* Data for the task
##############################
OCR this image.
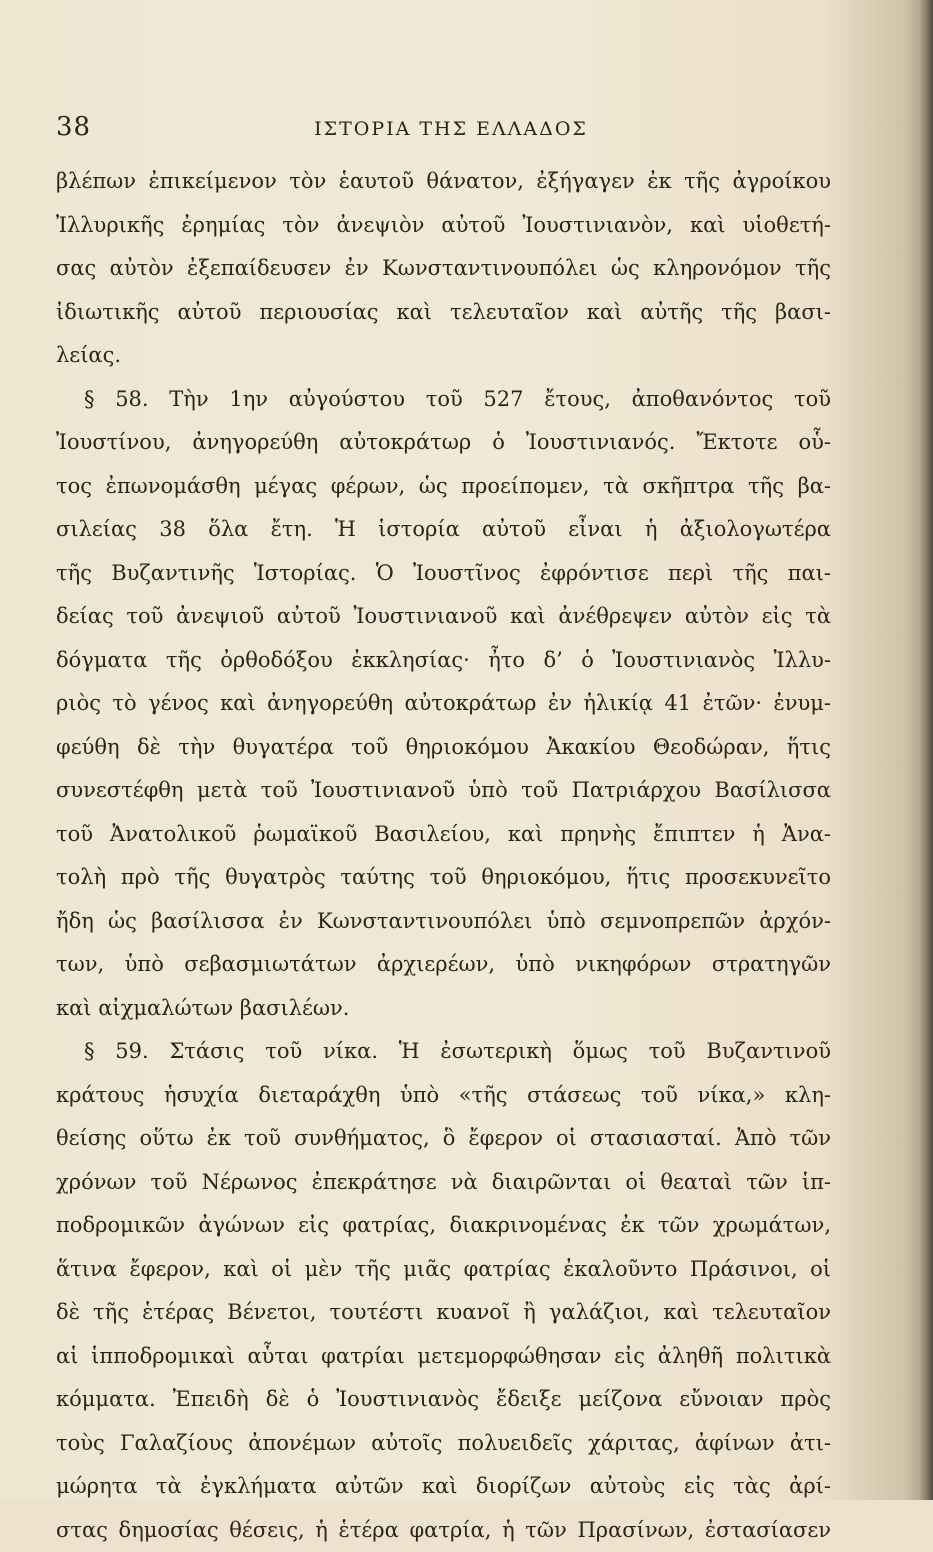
38	ΙΣΤΟΡΙΑ ΤΗΣ ΕΛΛΑΔΟΣ
βλέπων ἐπικείμενον τὸν ἑαυτοῦ θάνατον, ἐξήγαγεν ἐκ τῆς ἀγροίκου
Ἰλλυρικῆς ἐρημίας τὸν ἀνεψιὸν αὐτοῦ Ἰουστινιανὸν, καὶ υἱοθετή-
σας αὐτὸν ἐξεπαίδευσεν ἐν Κωνσταντινουπόλει ὡς κληρονόμον τῆς
ἰδιωτικῆς αὐτοῦ περιουσίας καὶ τελευταῖον καὶ αὐτῆς τῆς βασι-
λείας.
§ 58. Τὴν 1ην αὐγούστου τοῦ 527 ἔτους, ἀποθανόντος τοῦ
Ἰουστίνου, ἀνηγορεύθη αὐτοκράτωρ ὁ Ἰουστινιανός. Ἔκτοτε οὗ-
τος ἐπωνομάσθη μέγας φέρων, ὡς προείπομεν, τὰ σκῆπτρα τῆς βα-
σιλείας 38 ὅλα ἔτη. Ἡ ἱστορία αὐτοῦ εἶναι ἡ ἀξιολογωτέρα
τῆς Βυζαντινῆς Ἱστορίας. Ὁ Ἰουστῖνος ἐφρόντισε περὶ τῆς παι-
δείας τοῦ ἀνεψιοῦ αὐτοῦ Ἰουστινιανοῦ καὶ ἀνέθρεψεν αὐτὸν εἰς τὰ
δόγματα τῆς ὀρθοδόξου ἐκκλησίας· ἦτο δ’ ὁ Ἰουστινιανὸς Ἰλλυ-
ριὸς τὸ γένος καὶ ἀνηγορεύθη αὐτοκράτωρ ἐν ἡλικίᾳ 41 ἐτῶν· ἐνυμ-
φεύθη δὲ τὴν θυγατέρα τοῦ θηριοκόμου Ἀκακίου Θεοδώραν, ἥτις
συνεστέφθη μετὰ τοῦ Ἰουστινιανοῦ ὑπὸ τοῦ Πατριάρχου Βασίλισσα
τοῦ Ἀνατολικοῦ ῥωμαϊκοῦ Βασιλείου, καὶ πρηνὴς ἔπιπτεν ἡ Ἀνα-
τολὴ πρὸ τῆς θυγατρὸς ταύτης τοῦ θηριοκόμου, ἥτις προσεκυνεῖτο
ἤδη ὡς βασίλισσα ἐν Κωνσταντινουπόλει ὑπὸ σεμνοπρεπῶν ἀρχόν-
των, ὑπὸ σεβασμιωτάτων ἀρχιερέων, ὑπὸ νικηφόρων στρατηγῶν
καὶ αἰχμαλώτων βασιλέων.
§ 59. Στάσις τοῦ νίκα. Ἡ ἐσωτερικὴ ὅμως τοῦ Βυζαντινοῦ
κράτους ἡσυχία διεταράχθη ὑπὸ «τῆς στάσεως τοῦ νίκα,» κλη-
θείσης οὕτω ἐκ τοῦ συνθήματος, ὃ ἔφερον οἱ στασιασταί. Ἀπὸ τῶν
χρόνων τοῦ Νέρωνος ἐπεκράτησε νὰ διαιρῶνται οἱ θεαταὶ τῶν ἱπ-
ποδρομικῶν ἀγώνων εἰς φατρίας, διακρινομένας ἐκ τῶν χρωμάτων,
ἅτινα ἔφερον, καὶ οἱ μὲν τῆς μιᾶς φατρίας ἐκαλοῦντο Πράσινοι, οἱ
δὲ τῆς ἑτέρας Βένετοι, τουτέστι κυανοῖ ἢ γαλάζιοι, καὶ τελευταῖον
αἱ ἱπποδρομικαὶ αὗται φατρίαι μετεμορφώθησαν εἰς ἀληθῆ πολιτικὰ
κόμματα. Ἐπειδὴ δὲ ὁ Ἰουστινιανὸς ἔδειξε μείζονα εὔνοιαν πρὸς
τοὺς Γαλαζίους ἀπονέμων αὐτοῖς πολυειδεῖς χάριτας, ἀφίνων ἀτι-
μώρητα τὰ ἐγκλήματα αὐτῶν καὶ διορίζων αὐτοὺς εἰς τὰς ἀρί-
στας δημοσίας θέσεις, ἡ ἑτέρα φατρία, ἡ τῶν Πρασίνων, ἐστασίασεν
##############################
* The task
Your answer should be a single number: how many lines in the data above include "αὐτὸν"?

* Solution for this task
2